* **SUPPLIED PASSAGE**:

START

I Need A Vacation After Vacation
- Can a man walk 100 yards in Jamaica without being offered weed? Sheesh. I would go on a rant that they need to make it illegal there but it is illegal.
- After Mrs. LL and I tried to relax on the beach, and after being interrupted every five minutes with people trying to sell us crap, she fired off a very loud, "Are you selling some peace and quiet? Because I'D BUY SOME OF THAT!!!"
- I immediately renewed my two week old vows to her on the spot.
- And I go away for one week and some guy does a swan dive off the second tier of The Ballpark? Could he have at least waited a few days so I could be all over it? (Video as it happened from broadcasts but I don't anyone has a clip of the actual fall. Which might not be a bad thing.)
- And when I left Texas was looking as brown at the desert. When I come back it looks like the Garden of Eden. Did it rain here or sumptin'?
- I learned Mrs. LL can dive. (I mean, absolutely no splash whatsoever.) And I learned she'll jump off of a 40 foot cliff. (See above picture -- the cove to the right -- that's where it happened. Some place called Rick's Cafe.)

END

* **RAW DATA**:
START

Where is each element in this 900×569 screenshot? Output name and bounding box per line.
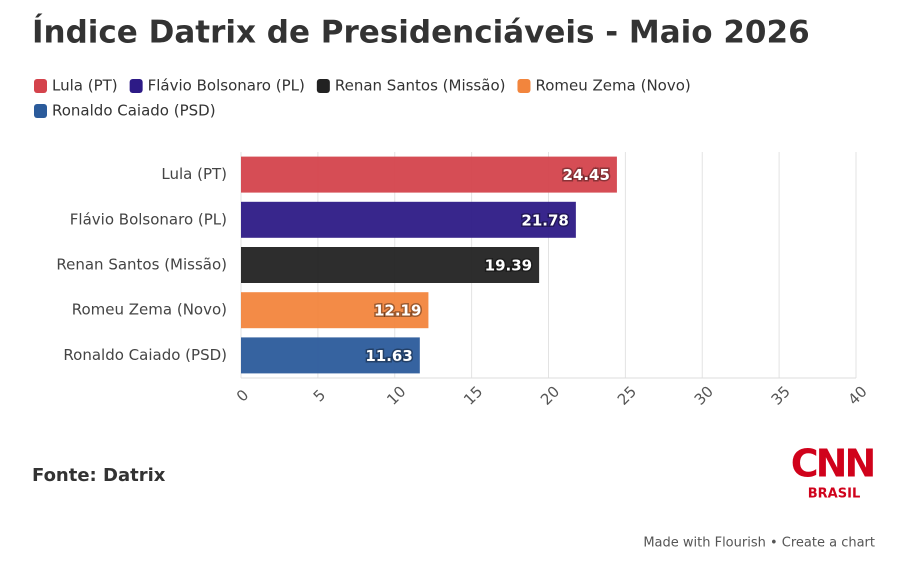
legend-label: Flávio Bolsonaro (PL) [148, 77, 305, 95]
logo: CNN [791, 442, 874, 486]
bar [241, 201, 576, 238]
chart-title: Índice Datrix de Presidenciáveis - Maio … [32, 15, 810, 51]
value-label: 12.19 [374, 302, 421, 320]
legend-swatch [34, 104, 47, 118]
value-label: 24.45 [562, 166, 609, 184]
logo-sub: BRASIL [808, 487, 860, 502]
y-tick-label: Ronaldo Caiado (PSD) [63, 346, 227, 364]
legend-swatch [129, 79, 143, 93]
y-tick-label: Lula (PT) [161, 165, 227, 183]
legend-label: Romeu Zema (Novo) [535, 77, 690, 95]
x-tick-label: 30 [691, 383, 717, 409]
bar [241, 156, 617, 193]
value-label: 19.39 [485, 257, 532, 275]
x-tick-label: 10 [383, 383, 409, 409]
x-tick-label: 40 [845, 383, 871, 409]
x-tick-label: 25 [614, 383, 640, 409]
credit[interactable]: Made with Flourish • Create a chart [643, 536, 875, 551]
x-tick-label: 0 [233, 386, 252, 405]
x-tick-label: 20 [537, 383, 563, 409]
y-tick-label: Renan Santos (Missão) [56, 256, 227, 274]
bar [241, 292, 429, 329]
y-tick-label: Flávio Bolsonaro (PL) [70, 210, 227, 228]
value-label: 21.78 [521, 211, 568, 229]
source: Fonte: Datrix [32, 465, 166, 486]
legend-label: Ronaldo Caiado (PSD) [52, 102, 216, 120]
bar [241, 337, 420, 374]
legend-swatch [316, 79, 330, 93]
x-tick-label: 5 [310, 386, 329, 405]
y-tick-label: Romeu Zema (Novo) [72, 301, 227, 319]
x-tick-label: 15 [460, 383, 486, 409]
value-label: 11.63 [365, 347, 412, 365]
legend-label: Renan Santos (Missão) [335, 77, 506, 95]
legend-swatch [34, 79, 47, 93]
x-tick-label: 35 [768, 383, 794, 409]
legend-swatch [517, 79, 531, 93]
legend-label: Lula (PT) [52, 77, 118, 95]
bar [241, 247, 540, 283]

END
START

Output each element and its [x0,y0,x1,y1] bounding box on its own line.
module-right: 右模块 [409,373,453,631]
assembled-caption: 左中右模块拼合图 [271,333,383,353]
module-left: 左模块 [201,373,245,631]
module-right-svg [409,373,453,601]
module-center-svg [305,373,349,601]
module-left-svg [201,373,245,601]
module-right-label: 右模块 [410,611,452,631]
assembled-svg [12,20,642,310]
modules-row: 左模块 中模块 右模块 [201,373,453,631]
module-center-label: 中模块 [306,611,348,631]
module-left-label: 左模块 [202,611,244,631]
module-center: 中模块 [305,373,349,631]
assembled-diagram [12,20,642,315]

END

* **SHORT TASK**: Check each statement against the vacation post. Answer yes or no, and quote the exact words from the post that decide it: (a) Mrs. LL jumped off a 40-foot cliff. (b) The writer was away for two weeks. (c) The vows the writer renewed were two weeks old.

* **EXERCISE OUTPUT**:
(a) Yes: "she'll jump off of a 40 foot cliff"
(b) No: "I go away for one week"
(c) Yes: "I immediately renewed my two week old vows to her on the spot"